═══ Recorded data ═══

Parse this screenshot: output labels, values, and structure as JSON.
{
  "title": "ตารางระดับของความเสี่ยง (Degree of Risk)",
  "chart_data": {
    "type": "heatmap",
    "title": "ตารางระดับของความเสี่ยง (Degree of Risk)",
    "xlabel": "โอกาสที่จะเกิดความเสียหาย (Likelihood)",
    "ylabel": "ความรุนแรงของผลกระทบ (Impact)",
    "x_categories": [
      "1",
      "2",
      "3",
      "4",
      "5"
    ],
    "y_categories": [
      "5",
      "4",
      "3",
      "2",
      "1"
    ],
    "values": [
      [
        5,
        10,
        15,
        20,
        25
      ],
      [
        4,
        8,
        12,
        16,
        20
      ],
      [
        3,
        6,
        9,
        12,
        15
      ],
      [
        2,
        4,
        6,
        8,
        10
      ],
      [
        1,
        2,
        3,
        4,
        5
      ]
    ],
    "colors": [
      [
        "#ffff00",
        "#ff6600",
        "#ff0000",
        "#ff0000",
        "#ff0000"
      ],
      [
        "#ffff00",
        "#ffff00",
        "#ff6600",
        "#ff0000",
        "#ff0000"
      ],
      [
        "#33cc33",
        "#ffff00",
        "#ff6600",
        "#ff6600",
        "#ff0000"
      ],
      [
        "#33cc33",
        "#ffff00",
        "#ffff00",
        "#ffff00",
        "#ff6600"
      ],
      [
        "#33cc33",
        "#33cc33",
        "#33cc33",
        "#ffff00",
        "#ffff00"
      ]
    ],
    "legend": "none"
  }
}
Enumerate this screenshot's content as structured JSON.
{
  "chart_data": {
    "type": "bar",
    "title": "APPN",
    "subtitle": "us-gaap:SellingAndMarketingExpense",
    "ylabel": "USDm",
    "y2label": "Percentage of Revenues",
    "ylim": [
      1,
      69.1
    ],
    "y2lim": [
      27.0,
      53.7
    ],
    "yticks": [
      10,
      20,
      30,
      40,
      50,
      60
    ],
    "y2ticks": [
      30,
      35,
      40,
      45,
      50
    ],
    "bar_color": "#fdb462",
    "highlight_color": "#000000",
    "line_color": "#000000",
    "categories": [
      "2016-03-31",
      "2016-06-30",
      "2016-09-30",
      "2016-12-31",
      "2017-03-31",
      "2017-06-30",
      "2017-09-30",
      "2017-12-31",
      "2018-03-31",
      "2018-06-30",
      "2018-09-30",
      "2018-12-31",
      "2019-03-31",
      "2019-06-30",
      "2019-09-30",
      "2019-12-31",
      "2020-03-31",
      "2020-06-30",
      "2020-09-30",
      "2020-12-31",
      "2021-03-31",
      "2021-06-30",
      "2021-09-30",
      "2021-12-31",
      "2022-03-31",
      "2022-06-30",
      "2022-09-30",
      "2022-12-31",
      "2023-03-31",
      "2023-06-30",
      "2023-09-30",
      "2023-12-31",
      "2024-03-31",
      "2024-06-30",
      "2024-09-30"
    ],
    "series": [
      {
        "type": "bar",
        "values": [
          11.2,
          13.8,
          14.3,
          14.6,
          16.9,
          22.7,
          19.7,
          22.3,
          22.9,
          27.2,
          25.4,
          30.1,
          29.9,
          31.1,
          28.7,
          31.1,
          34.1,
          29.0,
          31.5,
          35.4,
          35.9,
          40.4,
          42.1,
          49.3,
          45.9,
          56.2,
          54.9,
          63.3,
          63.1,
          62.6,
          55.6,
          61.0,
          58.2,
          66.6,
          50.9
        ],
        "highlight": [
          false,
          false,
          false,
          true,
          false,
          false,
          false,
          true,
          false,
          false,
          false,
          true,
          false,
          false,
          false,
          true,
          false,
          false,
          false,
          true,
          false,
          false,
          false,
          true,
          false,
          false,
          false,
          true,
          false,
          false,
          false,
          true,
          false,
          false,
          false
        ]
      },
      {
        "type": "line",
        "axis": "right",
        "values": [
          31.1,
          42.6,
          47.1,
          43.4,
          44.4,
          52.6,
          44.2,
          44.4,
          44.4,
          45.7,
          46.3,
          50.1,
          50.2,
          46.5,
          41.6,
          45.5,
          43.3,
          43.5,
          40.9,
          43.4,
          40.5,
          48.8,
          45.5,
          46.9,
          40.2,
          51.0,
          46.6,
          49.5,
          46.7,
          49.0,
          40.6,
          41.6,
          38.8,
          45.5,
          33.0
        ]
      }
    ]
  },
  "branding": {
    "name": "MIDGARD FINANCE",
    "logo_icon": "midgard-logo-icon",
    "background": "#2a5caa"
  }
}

═══

→ **What you have to do**
Nothing in the data may differ; print all of it exactly as written.

→ **Result of the task**
Parse this screenshot: output labels, values, and structure as JSON.
{
  "title": "ตารางระดับของความเสี่ยง (Degree of Risk)",
  "chart_data": {
    "type": "heatmap",
    "title": "ตารางระดับของความเสี่ยง (Degree of Risk)",
    "xlabel": "โอกาสที่จะเกิดความเสียหาย (Likelihood)",
    "ylabel": "ความรุนแรงของผลกระทบ (Impact)",
    "x_categories": [
      "1",
      "2",
      "3",
      "4",
      "5"
    ],
    "y_categories": [
      "5",
      "4",
      "3",
      "2",
      "1"
    ],
    "values": [
      [
        5,
        10,
        15,
        20,
        25
      ],
      [
        4,
        8,
        12,
        16,
        20
      ],
      [
        3,
        6,
        9,
        12,
        15
      ],
      [
        2,
        4,
        6,
        8,
        10
      ],
      [
        1,
        2,
        3,
        4,
        5
      ]
    ],
    "colors": [
      [
        "#ffff00",
        "#ff6600",
        "#ff0000",
        "#ff0000",
        "#ff0000"
      ],
      [
        "#ffff00",
        "#ffff00",
        "#ff6600",
        "#ff0000",
        "#ff0000"
      ],
      [
        "#33cc33",
        "#ffff00",
        "#ff6600",
        "#ff6600",
        "#ff0000"
      ],
      [
        "#33cc33",
        "#ffff00",
        "#ffff00",
        "#ffff00",
        "#ff6600"
      ],
      [
        "#33cc33",
        "#33cc33",
        "#33cc33",
        "#ffff00",
        "#ffff00"
      ]
    ],
    "legend": "none"
  }
}
Enumerate this screenshot's content as structured JSON.
{
  "chart_data": {
    "type": "bar",
    "title": "APPN",
    "subtitle": "us-gaap:SellingAndMarketingExpense",
    "ylabel": "USDm",
    "y2label": "Percentage of Revenues",
    "ylim": [
      1,
      69.1
    ],
    "y2lim": [
      27.0,
      53.7
    ],
    "yticks": [
      10,
      20,
      30,
      40,
      50,
      60
    ],
    "y2ticks": [
      30,
      35,
      40,
      45,
      50
    ],
    "bar_color": "#fdb462",
    "highlight_color": "#000000",
    "line_color": "#000000",
    "categories": [
      "2016-03-31",
      "2016-06-30",
      "2016-09-30",
      "2016-12-31",
      "2017-03-31",
      "2017-06-30",
      "2017-09-30",
      "2017-12-31",
      "2018-03-31",
      "2018-06-30",
      "2018-09-30",
      "2018-12-31",
      "2019-03-31",
      "2019-06-30",
      "2019-09-30",
      "2019-12-31",
      "2020-03-31",
      "2020-06-30",
      "2020-09-30",
      "2020-12-31",
      "2021-03-31",
      "2021-06-30",
      "2021-09-30",
      "2021-12-31",
      "2022-03-31",
      "2022-06-30",
      "2022-09-30",
      "2022-12-31",
      "2023-03-31",
      "2023-06-30",
      "2023-09-30",
      "2023-12-31",
      "2024-03-31",
      "2024-06-30",
      "2024-09-30"
    ],
    "series": [
      {
        "type": "bar",
        "values": [
          11.2,
          13.8,
          14.3,
          14.6,
          16.9,
          22.7,
          19.7,
          22.3,
          22.9,
          27.2,
          25.4,
          30.1,
          29.9,
          31.1,
          28.7,
          31.1,
          34.1,
          29.0,
          31.5,
          35.4,
          35.9,
          40.4,
          42.1,
          49.3,
          45.9,
          56.2,
          54.9,
          63.3,
          63.1,
          62.6,
          55.6,
          61.0,
          58.2,
          66.6,
          50.9
        ],
        "highlight": [
          false,
          false,
          false,
          true,
          false,
          false,
          false,
          true,
          false,
          false,
          false,
          true,
          false,
          false,
          false,
          true,
          false,
          false,
          false,
          true,
          false,
          false,
          false,
          true,
          false,
          false,
          false,
          true,
          false,
          false,
          false,
          true,
          false,
          false,
          false
        ]
      },
      {
        "type": "line",
        "axis": "right",
        "values": [
          31.1,
          42.6,
          47.1,
          43.4,
          44.4,
          52.6,
          44.2,
          44.4,
          44.4,
          45.7,
          46.3,
          50.1,
          50.2,
          46.5,
          41.6,
          45.5,
          43.3,
          43.5,
          40.9,
          43.4,
          40.5,
          48.8,
          45.5,
          46.9,
          40.2,
          51.0,
          46.6,
          49.5,
          46.7,
          49.0,
          40.6,
          41.6,
          38.8,
          45.5,
          33.0
        ]
      }
    ]
  },
  "branding": {
    "name": "MIDGARD FINANCE",
    "logo_icon": "midgard-logo-icon",
    "background": "#2a5caa"
  }
}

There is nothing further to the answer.